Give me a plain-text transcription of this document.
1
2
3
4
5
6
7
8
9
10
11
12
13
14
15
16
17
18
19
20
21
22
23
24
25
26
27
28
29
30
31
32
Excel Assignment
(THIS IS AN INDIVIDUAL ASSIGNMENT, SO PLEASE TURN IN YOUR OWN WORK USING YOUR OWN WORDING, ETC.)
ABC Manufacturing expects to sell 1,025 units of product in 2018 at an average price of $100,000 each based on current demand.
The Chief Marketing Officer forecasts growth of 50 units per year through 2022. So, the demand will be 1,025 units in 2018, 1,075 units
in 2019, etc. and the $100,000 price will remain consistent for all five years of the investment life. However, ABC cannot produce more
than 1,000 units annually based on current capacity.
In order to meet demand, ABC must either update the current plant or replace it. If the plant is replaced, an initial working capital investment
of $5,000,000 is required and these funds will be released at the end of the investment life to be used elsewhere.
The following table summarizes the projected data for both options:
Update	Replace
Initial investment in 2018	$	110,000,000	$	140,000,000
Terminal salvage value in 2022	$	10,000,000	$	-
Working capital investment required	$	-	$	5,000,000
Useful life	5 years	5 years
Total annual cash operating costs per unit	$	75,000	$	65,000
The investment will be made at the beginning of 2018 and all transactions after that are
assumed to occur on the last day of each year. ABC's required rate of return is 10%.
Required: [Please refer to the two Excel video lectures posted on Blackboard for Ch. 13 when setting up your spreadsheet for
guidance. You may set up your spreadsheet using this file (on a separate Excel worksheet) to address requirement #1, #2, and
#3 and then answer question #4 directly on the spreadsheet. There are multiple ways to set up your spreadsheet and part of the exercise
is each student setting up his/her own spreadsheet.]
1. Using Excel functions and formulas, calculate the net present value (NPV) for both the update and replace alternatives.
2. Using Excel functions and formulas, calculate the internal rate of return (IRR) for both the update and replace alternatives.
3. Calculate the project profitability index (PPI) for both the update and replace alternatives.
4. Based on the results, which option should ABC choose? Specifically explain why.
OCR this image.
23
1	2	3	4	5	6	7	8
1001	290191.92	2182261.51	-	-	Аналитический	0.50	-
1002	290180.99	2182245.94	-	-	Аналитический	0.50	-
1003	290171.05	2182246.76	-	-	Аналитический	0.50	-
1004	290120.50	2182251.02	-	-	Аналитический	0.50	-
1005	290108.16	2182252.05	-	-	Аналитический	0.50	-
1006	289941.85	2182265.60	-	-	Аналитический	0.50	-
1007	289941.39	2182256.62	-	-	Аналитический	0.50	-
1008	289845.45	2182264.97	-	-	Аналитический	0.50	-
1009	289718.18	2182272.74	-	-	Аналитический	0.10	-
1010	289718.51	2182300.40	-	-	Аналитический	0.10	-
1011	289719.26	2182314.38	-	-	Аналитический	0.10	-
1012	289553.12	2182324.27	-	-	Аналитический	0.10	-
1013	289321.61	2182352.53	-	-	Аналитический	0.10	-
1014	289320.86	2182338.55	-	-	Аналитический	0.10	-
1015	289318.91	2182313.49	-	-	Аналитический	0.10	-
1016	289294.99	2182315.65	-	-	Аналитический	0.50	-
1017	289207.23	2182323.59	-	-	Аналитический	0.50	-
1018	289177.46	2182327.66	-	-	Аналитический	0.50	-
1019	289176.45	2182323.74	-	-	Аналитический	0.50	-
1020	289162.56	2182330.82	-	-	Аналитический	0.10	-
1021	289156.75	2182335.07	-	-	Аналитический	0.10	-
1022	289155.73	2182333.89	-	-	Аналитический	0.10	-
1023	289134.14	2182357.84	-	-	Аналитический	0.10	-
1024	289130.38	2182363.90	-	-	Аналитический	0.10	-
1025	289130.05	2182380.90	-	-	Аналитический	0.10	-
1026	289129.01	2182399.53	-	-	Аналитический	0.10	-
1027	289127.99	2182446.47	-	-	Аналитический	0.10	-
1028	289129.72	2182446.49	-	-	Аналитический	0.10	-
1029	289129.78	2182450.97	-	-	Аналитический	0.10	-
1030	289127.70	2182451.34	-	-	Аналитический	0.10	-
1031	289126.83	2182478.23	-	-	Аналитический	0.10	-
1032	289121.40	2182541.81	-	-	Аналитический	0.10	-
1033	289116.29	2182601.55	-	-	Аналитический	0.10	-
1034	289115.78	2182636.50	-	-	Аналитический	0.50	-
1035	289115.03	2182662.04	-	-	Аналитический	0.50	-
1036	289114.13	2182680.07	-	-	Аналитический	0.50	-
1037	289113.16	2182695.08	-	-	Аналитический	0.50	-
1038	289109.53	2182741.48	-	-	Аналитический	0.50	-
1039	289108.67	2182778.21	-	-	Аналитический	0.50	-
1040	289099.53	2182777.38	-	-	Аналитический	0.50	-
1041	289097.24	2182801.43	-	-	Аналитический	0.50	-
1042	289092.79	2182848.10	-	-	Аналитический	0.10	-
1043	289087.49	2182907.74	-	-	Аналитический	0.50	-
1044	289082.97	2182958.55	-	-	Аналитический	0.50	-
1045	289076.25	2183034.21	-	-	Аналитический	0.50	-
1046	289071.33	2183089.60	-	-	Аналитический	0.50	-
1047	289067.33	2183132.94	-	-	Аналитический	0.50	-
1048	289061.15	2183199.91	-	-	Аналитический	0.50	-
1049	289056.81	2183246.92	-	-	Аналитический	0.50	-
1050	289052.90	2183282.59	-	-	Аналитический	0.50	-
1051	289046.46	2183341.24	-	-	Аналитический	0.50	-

□ □ □ □ □

**AIM OF THE TASK**
Extract the complete set of records unchanged.

**RIGHT ANSWER**
Give me a plain-text transcription of this document.
1
2
3
4
5
6
7
8
9
10
11
12
13
14
15
16
17
18
19
20
21
22
23
24
25
26
27
28
29
30
31
32
Excel Assignment
(THIS IS AN INDIVIDUAL ASSIGNMENT, SO PLEASE TURN IN YOUR OWN WORK USING YOUR OWN WORDING, ETC.)
ABC Manufacturing expects to sell 1,025 units of product in 2018 at an average price of $100,000 each based on current demand.
The Chief Marketing Officer forecasts growth of 50 units per year through 2022. So, the demand will be 1,025 units in 2018, 1,075 units
in 2019, etc. and the $100,000 price will remain consistent for all five years of the investment life. However, ABC cannot produce more
than 1,000 units annually based on current capacity.
In order to meet demand, ABC must either update the current plant or replace it. If the plant is replaced, an initial working capital investment
of $5,000,000 is required and these funds will be released at the end of the investment life to be used elsewhere.
The following table summarizes the projected data for both options:
Update	Replace
Initial investment in 2018	$	110,000,000	$	140,000,000
Terminal salvage value in 2022	$	10,000,000	$	-
Working capital investment required	$	-	$	5,000,000
Useful life	5 years	5 years
Total annual cash operating costs per unit	$	75,000	$	65,000
The investment will be made at the beginning of 2018 and all transactions after that are
assumed to occur on the last day of each year. ABC's required rate of return is 10%.
Required: [Please refer to the two Excel video lectures posted on Blackboard for Ch. 13 when setting up your spreadsheet for
guidance. You may set up your spreadsheet using this file (on a separate Excel worksheet) to address requirement #1, #2, and
#3 and then answer question #4 directly on the spreadsheet. There are multiple ways to set up your spreadsheet and part of the exercise
is each student setting up his/her own spreadsheet.]
1. Using Excel functions and formulas, calculate the net present value (NPV) for both the update and replace alternatives.
2. Using Excel functions and formulas, calculate the internal rate of return (IRR) for both the update and replace alternatives.
3. Calculate the project profitability index (PPI) for both the update and replace alternatives.
4. Based on the results, which option should ABC choose? Specifically explain why.
OCR this image.
23
1	2	3	4	5	6	7	8
1001	290191.92	2182261.51	-	-	Аналитический	0.50	-
1002	290180.99	2182245.94	-	-	Аналитический	0.50	-
1003	290171.05	2182246.76	-	-	Аналитический	0.50	-
1004	290120.50	2182251.02	-	-	Аналитический	0.50	-
1005	290108.16	2182252.05	-	-	Аналитический	0.50	-
1006	289941.85	2182265.60	-	-	Аналитический	0.50	-
1007	289941.39	2182256.62	-	-	Аналитический	0.50	-
1008	289845.45	2182264.97	-	-	Аналитический	0.50	-
1009	289718.18	2182272.74	-	-	Аналитический	0.10	-
1010	289718.51	2182300.40	-	-	Аналитический	0.10	-
1011	289719.26	2182314.38	-	-	Аналитический	0.10	-
1012	289553.12	2182324.27	-	-	Аналитический	0.10	-
1013	289321.61	2182352.53	-	-	Аналитический	0.10	-
1014	289320.86	2182338.55	-	-	Аналитический	0.10	-
1015	289318.91	2182313.49	-	-	Аналитический	0.10	-
1016	289294.99	2182315.65	-	-	Аналитический	0.50	-
1017	289207.23	2182323.59	-	-	Аналитический	0.50	-
1018	289177.46	2182327.66	-	-	Аналитический	0.50	-
1019	289176.45	2182323.74	-	-	Аналитический	0.50	-
1020	289162.56	2182330.82	-	-	Аналитический	0.10	-
1021	289156.75	2182335.07	-	-	Аналитический	0.10	-
1022	289155.73	2182333.89	-	-	Аналитический	0.10	-
1023	289134.14	2182357.84	-	-	Аналитический	0.10	-
1024	289130.38	2182363.90	-	-	Аналитический	0.10	-
1025	289130.05	2182380.90	-	-	Аналитический	0.10	-
1026	289129.01	2182399.53	-	-	Аналитический	0.10	-
1027	289127.99	2182446.47	-	-	Аналитический	0.10	-
1028	289129.72	2182446.49	-	-	Аналитический	0.10	-
1029	289129.78	2182450.97	-	-	Аналитический	0.10	-
1030	289127.70	2182451.34	-	-	Аналитический	0.10	-
1031	289126.83	2182478.23	-	-	Аналитический	0.10	-
1032	289121.40	2182541.81	-	-	Аналитический	0.10	-
1033	289116.29	2182601.55	-	-	Аналитический	0.10	-
1034	289115.78	2182636.50	-	-	Аналитический	0.50	-
1035	289115.03	2182662.04	-	-	Аналитический	0.50	-
1036	289114.13	2182680.07	-	-	Аналитический	0.50	-
1037	289113.16	2182695.08	-	-	Аналитический	0.50	-
1038	289109.53	2182741.48	-	-	Аналитический	0.50	-
1039	289108.67	2182778.21	-	-	Аналитический	0.50	-
1040	289099.53	2182777.38	-	-	Аналитический	0.50	-
1041	289097.24	2182801.43	-	-	Аналитический	0.50	-
1042	289092.79	2182848.10	-	-	Аналитический	0.10	-
1043	289087.49	2182907.74	-	-	Аналитический	0.50	-
1044	289082.97	2182958.55	-	-	Аналитический	0.50	-
1045	289076.25	2183034.21	-	-	Аналитический	0.50	-
1046	289071.33	2183089.60	-	-	Аналитический	0.50	-
1047	289067.33	2183132.94	-	-	Аналитический	0.50	-
1048	289061.15	2183199.91	-	-	Аналитический	0.50	-
1049	289056.81	2183246.92	-	-	Аналитический	0.50	-
1050	289052.90	2183282.59	-	-	Аналитический	0.50	-
1051	289046.46	2183341.24	-	-	Аналитический	0.50	-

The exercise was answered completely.